Written problem
Repeat, line for line, the entries printed below.

Data in this exercise
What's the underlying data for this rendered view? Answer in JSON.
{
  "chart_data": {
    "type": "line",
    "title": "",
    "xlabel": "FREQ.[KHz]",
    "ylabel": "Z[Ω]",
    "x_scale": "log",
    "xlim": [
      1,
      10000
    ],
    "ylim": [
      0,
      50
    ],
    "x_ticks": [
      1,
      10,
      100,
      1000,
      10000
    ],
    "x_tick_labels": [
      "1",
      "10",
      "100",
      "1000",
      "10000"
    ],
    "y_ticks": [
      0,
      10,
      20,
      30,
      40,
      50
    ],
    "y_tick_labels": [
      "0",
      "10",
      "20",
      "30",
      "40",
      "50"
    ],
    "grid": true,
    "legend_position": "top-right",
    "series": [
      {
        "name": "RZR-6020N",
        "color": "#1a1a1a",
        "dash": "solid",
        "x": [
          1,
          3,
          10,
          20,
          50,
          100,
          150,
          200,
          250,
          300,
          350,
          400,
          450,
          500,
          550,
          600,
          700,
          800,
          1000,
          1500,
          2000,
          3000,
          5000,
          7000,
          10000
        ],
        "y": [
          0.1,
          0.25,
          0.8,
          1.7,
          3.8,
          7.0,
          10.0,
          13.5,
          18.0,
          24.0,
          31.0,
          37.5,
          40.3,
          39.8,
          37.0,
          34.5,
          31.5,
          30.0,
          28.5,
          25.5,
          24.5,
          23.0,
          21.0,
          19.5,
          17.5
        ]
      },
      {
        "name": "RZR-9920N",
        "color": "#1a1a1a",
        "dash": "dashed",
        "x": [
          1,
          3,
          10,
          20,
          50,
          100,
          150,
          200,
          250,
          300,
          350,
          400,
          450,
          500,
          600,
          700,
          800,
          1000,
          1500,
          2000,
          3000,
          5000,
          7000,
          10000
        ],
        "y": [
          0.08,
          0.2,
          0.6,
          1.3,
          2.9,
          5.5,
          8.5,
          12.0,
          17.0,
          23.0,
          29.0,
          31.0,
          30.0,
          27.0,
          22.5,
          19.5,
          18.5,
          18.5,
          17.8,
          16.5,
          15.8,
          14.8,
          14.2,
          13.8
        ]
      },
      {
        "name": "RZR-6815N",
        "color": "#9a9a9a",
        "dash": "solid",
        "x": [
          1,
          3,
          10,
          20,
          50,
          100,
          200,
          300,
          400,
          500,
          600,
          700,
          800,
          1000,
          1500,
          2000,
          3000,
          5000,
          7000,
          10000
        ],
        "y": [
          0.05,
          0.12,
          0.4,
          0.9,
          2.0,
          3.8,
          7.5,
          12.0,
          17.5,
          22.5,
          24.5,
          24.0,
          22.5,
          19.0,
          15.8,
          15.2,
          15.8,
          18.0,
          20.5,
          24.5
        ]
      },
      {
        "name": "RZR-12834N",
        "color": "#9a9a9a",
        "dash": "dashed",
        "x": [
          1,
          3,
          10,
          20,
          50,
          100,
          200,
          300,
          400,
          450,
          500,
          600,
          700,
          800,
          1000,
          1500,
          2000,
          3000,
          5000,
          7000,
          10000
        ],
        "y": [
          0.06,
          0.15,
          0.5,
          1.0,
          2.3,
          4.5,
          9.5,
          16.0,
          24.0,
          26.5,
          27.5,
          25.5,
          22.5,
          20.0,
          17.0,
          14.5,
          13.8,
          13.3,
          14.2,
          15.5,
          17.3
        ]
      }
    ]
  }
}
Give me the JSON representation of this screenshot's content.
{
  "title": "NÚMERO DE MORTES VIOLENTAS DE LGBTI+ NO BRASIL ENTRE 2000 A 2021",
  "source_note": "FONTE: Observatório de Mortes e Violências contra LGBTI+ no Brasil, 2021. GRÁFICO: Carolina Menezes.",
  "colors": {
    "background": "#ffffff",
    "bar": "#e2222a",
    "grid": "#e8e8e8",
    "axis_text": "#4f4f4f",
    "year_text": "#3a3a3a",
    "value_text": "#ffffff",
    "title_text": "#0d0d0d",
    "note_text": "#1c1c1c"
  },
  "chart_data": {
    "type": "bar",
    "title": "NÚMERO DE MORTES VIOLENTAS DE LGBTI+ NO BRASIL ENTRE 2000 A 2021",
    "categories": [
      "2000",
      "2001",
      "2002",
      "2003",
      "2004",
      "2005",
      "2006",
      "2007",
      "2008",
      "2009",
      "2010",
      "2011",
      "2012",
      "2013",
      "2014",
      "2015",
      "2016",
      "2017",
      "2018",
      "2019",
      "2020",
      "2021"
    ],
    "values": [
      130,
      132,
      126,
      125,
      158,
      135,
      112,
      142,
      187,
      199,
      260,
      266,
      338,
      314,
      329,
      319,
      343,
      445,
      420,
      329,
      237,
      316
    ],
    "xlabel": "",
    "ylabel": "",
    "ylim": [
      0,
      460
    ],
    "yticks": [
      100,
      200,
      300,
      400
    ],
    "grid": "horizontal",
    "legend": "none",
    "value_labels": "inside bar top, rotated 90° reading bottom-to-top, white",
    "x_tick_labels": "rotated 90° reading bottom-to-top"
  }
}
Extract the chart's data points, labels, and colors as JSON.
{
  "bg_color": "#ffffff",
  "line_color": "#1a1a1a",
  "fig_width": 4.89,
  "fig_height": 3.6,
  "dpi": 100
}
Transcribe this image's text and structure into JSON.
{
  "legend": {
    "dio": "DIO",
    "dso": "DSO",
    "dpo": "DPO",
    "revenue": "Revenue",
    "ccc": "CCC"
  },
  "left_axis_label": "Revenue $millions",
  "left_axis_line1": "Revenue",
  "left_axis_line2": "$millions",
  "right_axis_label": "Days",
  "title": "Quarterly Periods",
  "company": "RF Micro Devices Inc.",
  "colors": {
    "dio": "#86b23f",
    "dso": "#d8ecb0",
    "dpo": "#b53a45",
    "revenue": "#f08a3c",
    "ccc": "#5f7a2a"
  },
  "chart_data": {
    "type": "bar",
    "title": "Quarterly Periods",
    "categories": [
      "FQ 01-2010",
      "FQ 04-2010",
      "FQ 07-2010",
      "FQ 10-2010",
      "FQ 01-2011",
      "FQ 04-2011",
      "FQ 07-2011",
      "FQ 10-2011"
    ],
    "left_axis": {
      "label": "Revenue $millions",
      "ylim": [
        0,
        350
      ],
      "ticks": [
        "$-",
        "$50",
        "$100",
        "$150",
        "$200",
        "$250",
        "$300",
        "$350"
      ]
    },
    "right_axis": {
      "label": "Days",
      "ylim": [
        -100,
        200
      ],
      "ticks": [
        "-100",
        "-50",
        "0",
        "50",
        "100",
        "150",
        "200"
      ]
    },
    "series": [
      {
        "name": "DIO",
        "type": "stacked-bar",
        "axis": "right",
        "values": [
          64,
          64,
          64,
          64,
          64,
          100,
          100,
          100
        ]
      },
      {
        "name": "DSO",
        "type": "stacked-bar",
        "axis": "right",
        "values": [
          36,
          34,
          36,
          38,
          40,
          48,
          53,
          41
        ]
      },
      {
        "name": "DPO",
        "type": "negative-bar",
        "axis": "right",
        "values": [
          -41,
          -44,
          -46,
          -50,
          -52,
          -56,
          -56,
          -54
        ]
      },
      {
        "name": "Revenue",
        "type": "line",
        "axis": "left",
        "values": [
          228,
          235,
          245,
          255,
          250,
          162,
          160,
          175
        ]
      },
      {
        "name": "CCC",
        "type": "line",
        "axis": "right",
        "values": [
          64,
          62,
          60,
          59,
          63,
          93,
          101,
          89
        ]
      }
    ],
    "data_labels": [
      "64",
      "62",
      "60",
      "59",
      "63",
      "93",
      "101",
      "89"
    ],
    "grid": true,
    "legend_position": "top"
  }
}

Answer for the task
What's the underlying data for this rendered view? Answer in JSON.
{
  "chart_data": {
    "type": "line",
    "title": "",
    "xlabel": "FREQ.[KHz]",
    "ylabel": "Z[Ω]",
    "x_scale": "log",
    "xlim": [
      1,
      10000
    ],
    "ylim": [
      0,
      50
    ],
    "x_ticks": [
      1,
      10,
      100,
      1000,
      10000
    ],
    "x_tick_labels": [
      "1",
      "10",
      "100",
      "1000",
      "10000"
    ],
    "y_ticks": [
      0,
      10,
      20,
      30,
      40,
      50
    ],
    "y_tick_labels": [
      "0",
      "10",
      "20",
      "30",
      "40",
      "50"
    ],
    "grid": true,
    "legend_position": "top-right",
    "series": [
      {
        "name": "RZR-6020N",
        "color": "#1a1a1a",
        "dash": "solid",
        "x": [
          1,
          3,
          10,
          20,
          50,
          100,
          150,
          200,
          250,
          300,
          350,
          400,
          450,
          500,
          550,
          600,
          700,
          800,
          1000,
          1500,
          2000,
          3000,
          5000,
          7000,
          10000
        ],
        "y": [
          0.1,
          0.25,
          0.8,
          1.7,
          3.8,
          7.0,
          10.0,
          13.5,
          18.0,
          24.0,
          31.0,
          37.5,
          40.3,
          39.8,
          37.0,
          34.5,
          31.5,
          30.0,
          28.5,
          25.5,
          24.5,
          23.0,
          21.0,
          19.5,
          17.5
        ]
      },
      {
        "name": "RZR-9920N",
        "color": "#1a1a1a",
        "dash": "dashed",
        "x": [
          1,
          3,
          10,
          20,
          50,
          100,
          150,
          200,
          250,
          300,
          350,
          400,
          450,
          500,
          600,
          700,
          800,
          1000,
          1500,
          2000,
          3000,
          5000,
          7000,
          10000
        ],
        "y": [
          0.08,
          0.2,
          0.6,
          1.3,
          2.9,
          5.5,
          8.5,
          12.0,
          17.0,
          23.0,
          29.0,
          31.0,
          30.0,
          27.0,
          22.5,
          19.5,
          18.5,
          18.5,
          17.8,
          16.5,
          15.8,
          14.8,
          14.2,
          13.8
        ]
      },
      {
        "name": "RZR-6815N",
        "color": "#9a9a9a",
        "dash": "solid",
        "x": [
          1,
          3,
          10,
          20,
          50,
          100,
          200,
          300,
          400,
          500,
          600,
          700,
          800,
          1000,
          1500,
          2000,
          3000,
          5000,
          7000,
          10000
        ],
        "y": [
          0.05,
          0.12,
          0.4,
          0.9,
          2.0,
          3.8,
          7.5,
          12.0,
          17.5,
          22.5,
          24.5,
          24.0,
          22.5,
          19.0,
          15.8,
          15.2,
          15.8,
          18.0,
          20.5,
          24.5
        ]
      },
      {
        "name": "RZR-12834N",
        "color": "#9a9a9a",
        "dash": "dashed",
        "x": [
          1,
          3,
          10,
          20,
          50,
          100,
          200,
          300,
          400,
          450,
          500,
          600,
          700,
          800,
          1000,
          1500,
          2000,
          3000,
          5000,
          7000,
          10000
        ],
        "y": [
          0.06,
          0.15,
          0.5,
          1.0,
          2.3,
          4.5,
          9.5,
          16.0,
          24.0,
          26.5,
          27.5,
          25.5,
          22.5,
          20.0,
          17.0,
          14.5,
          13.8,
          13.3,
          14.2,
          15.5,
          17.3
        ]
      }
    ]
  }
}
Give me the JSON representation of this screenshot's content.
{
  "title": "NÚMERO DE MORTES VIOLENTAS DE LGBTI+ NO BRASIL ENTRE 2000 A 2021",
  "source_note": "FONTE: Observatório de Mortes e Violências contra LGBTI+ no Brasil, 2021. GRÁFICO: Carolina Menezes.",
  "colors": {
    "background": "#ffffff",
    "bar": "#e2222a",
    "grid": "#e8e8e8",
    "axis_text": "#4f4f4f",
    "year_text": "#3a3a3a",
    "value_text": "#ffffff",
    "title_text": "#0d0d0d",
    "note_text": "#1c1c1c"
  },
  "chart_data": {
    "type": "bar",
    "title": "NÚMERO DE MORTES VIOLENTAS DE LGBTI+ NO BRASIL ENTRE 2000 A 2021",
    "categories": [
      "2000",
      "2001",
      "2002",
      "2003",
      "2004",
      "2005",
      "2006",
      "2007",
      "2008",
      "2009",
      "2010",
      "2011",
      "2012",
      "2013",
      "2014",
      "2015",
      "2016",
      "2017",
      "2018",
      "2019",
      "2020",
      "2021"
    ],
    "values": [
      130,
      132,
      126,
      125,
      158,
      135,
      112,
      142,
      187,
      199,
      260,
      266,
      338,
      314,
      329,
      319,
      343,
      445,
      420,
      329,
      237,
      316
    ],
    "xlabel": "",
    "ylabel": "",
    "ylim": [
      0,
      460
    ],
    "yticks": [
      100,
      200,
      300,
      400
    ],
    "grid": "horizontal",
    "legend": "none",
    "value_labels": "inside bar top, rotated 90° reading bottom-to-top, white",
    "x_tick_labels": "rotated 90° reading bottom-to-top"
  }
}
Extract the chart's data points, labels, and colors as JSON.
{
  "bg_color": "#ffffff",
  "line_color": "#1a1a1a",
  "fig_width": 4.89,
  "fig_height": 3.6,
  "dpi": 100
}
Transcribe this image's text and structure into JSON.
{
  "legend": {
    "dio": "DIO",
    "dso": "DSO",
    "dpo": "DPO",
    "revenue": "Revenue",
    "ccc": "CCC"
  },
  "left_axis_label": "Revenue $millions",
  "left_axis_line1": "Revenue",
  "left_axis_line2": "$millions",
  "right_axis_label": "Days",
  "title": "Quarterly Periods",
  "company": "RF Micro Devices Inc.",
  "colors": {
    "dio": "#86b23f",
    "dso": "#d8ecb0",
    "dpo": "#b53a45",
    "revenue": "#f08a3c",
    "ccc": "#5f7a2a"
  },
  "chart_data": {
    "type": "bar",
    "title": "Quarterly Periods",
    "categories": [
      "FQ 01-2010",
      "FQ 04-2010",
      "FQ 07-2010",
      "FQ 10-2010",
      "FQ 01-2011",
      "FQ 04-2011",
      "FQ 07-2011",
      "FQ 10-2011"
    ],
    "left_axis": {
      "label": "Revenue $millions",
      "ylim": [
        0,
        350
      ],
      "ticks": [
        "$-",
        "$50",
        "$100",
        "$150",
        "$200",
        "$250",
        "$300",
        "$350"
      ]
    },
    "right_axis": {
      "label": "Days",
      "ylim": [
        -100,
        200
      ],
      "ticks": [
        "-100",
        "-50",
        "0",
        "50",
        "100",
        "150",
        "200"
      ]
    },
    "series": [
      {
        "name": "DIO",
        "type": "stacked-bar",
        "axis": "right",
        "values": [
          64,
          64,
          64,
          64,
          64,
          100,
          100,
          100
        ]
      },
      {
        "name": "DSO",
        "type": "stacked-bar",
        "axis": "right",
        "values": [
          36,
          34,
          36,
          38,
          40,
          48,
          53,
          41
        ]
      },
      {
        "name": "DPO",
        "type": "negative-bar",
        "axis": "right",
        "values": [
          -41,
          -44,
          -46,
          -50,
          -52,
          -56,
          -56,
          -54
        ]
      },
      {
        "name": "Revenue",
        "type": "line",
        "axis": "left",
        "values": [
          228,
          235,
          245,
          255,
          250,
          162,
          160,
          175
        ]
      },
      {
        "name": "CCC",
        "type": "line",
        "axis": "right",
        "values": [
          64,
          62,
          60,
          59,
          63,
          93,
          101,
          89
        ]
      }
    ],
    "data_labels": [
      "64",
      "62",
      "60",
      "59",
      "63",
      "93",
      "101",
      "89"
    ],
    "grid": true,
    "legend_position": "top"
  }
}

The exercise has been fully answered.